**WRITTEN TASK**:
Could you repeat the records below exactly, leaving out any pictures?

[Recorded data]
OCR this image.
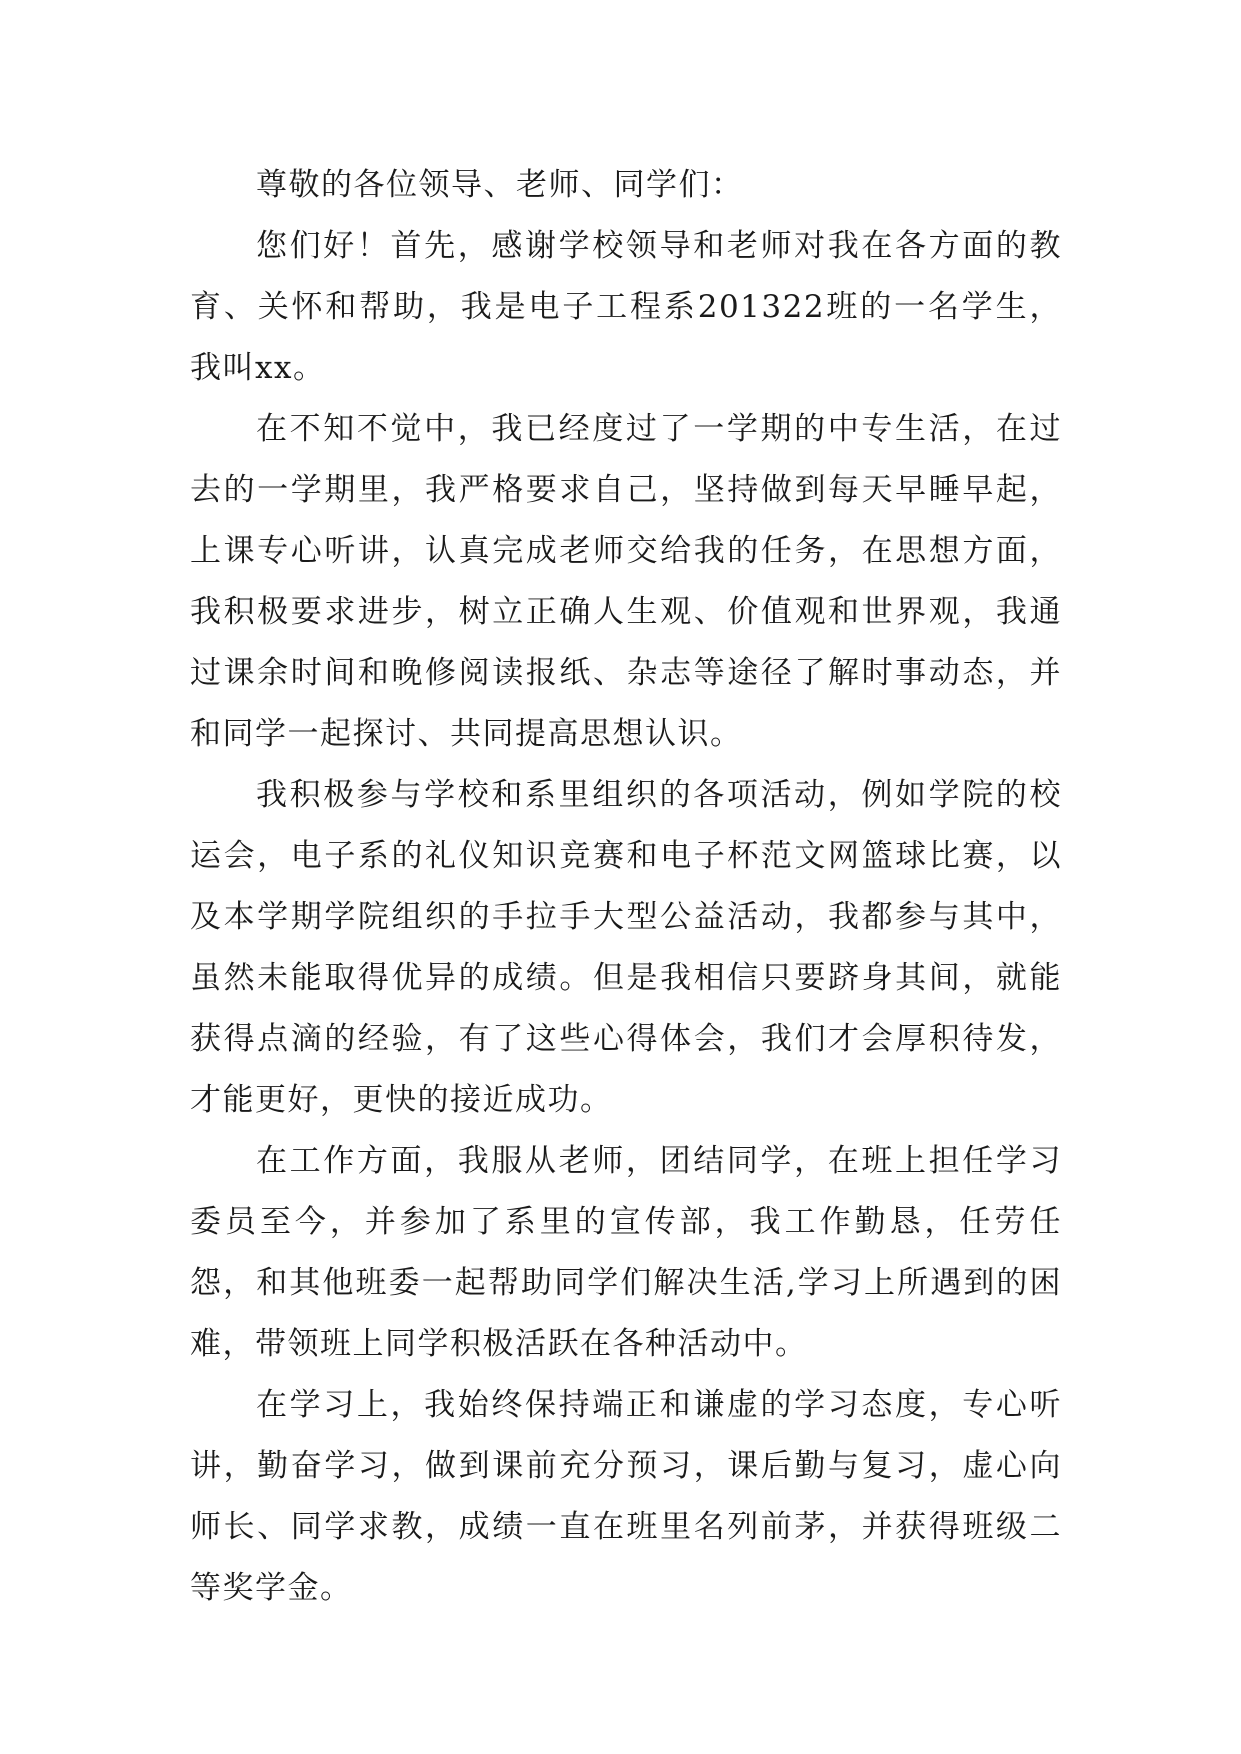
尊敬的各位领导、老师、同学们：

您们好！首先，感谢学校领导和老师对我在各方面的教育、关怀和帮助，我是电子工程系201322班的一名学生，我叫xx。

在不知不觉中，我已经度过了一学期的中专生活，在过去的一学期里，我严格要求自己，坚持做到每天早睡早起，上课专心听讲，认真完成老师交给我的任务，在思想方面，我积极要求进步，树立正确人生观、价值观和世界观，我通过课余时间和晚修阅读报纸、杂志等途径了解时事动态，并和同学一起探讨、共同提高思想认识。

我积极参与学校和系里组织的各项活动，例如学院的校运会，电子系的礼仪知识竞赛和电子杯范文网篮球比赛，以及本学期学院组织的手拉手大型公益活动，我都参与其中，虽然未能取得优异的成绩。但是我相信只要跻身其间，就能获得点滴的经验，有了这些心得体会，我们才会厚积待发，才能更好，更快的接近成功。

在工作方面，我服从老师，团结同学，在班上担任学习委员至今，并参加了系里的宣传部，我工作勤恳，任劳任怨，和其他班委一起帮助同学们解决生活,学习上所遇到的困难，带领班上同学积极活跃在各种活动中。

在学习上，我始终保持端正和谦虚的学习态度，专心听讲，勤奋学习，做到课前充分预习，课后勤与复习，虚心向师长、同学求教，成绩一直在班里名列前茅，并获得班级二等奖学金。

**RESULT FOR THIS EXERCISE**:
OCR this image.
尊敬的各位领导、老师、同学们：

您们好！首先，感谢学校领导和老师对我在各方面的教育、关怀和帮助，我是电子工程系201322班的一名学生，我叫xx。

在不知不觉中，我已经度过了一学期的中专生活，在过去的一学期里，我严格要求自己，坚持做到每天早睡早起，上课专心听讲，认真完成老师交给我的任务，在思想方面，我积极要求进步，树立正确人生观、价值观和世界观，我通过课余时间和晚修阅读报纸、杂志等途径了解时事动态，并和同学一起探讨、共同提高思想认识。

我积极参与学校和系里组织的各项活动，例如学院的校运会，电子系的礼仪知识竞赛和电子杯范文网篮球比赛，以及本学期学院组织的手拉手大型公益活动，我都参与其中，虽然未能取得优异的成绩。但是我相信只要跻身其间，就能获得点滴的经验，有了这些心得体会，我们才会厚积待发，才能更好，更快的接近成功。

在工作方面，我服从老师，团结同学，在班上担任学习委员至今，并参加了系里的宣传部，我工作勤恳，任劳任怨，和其他班委一起帮助同学们解决生活,学习上所遇到的困难，带领班上同学积极活跃在各种活动中。

在学习上，我始终保持端正和谦虚的学习态度，专心听讲，勤奋学习，做到课前充分预习，课后勤与复习，虚心向师长、同学求教，成绩一直在班里名列前茅，并获得班级二等奖学金。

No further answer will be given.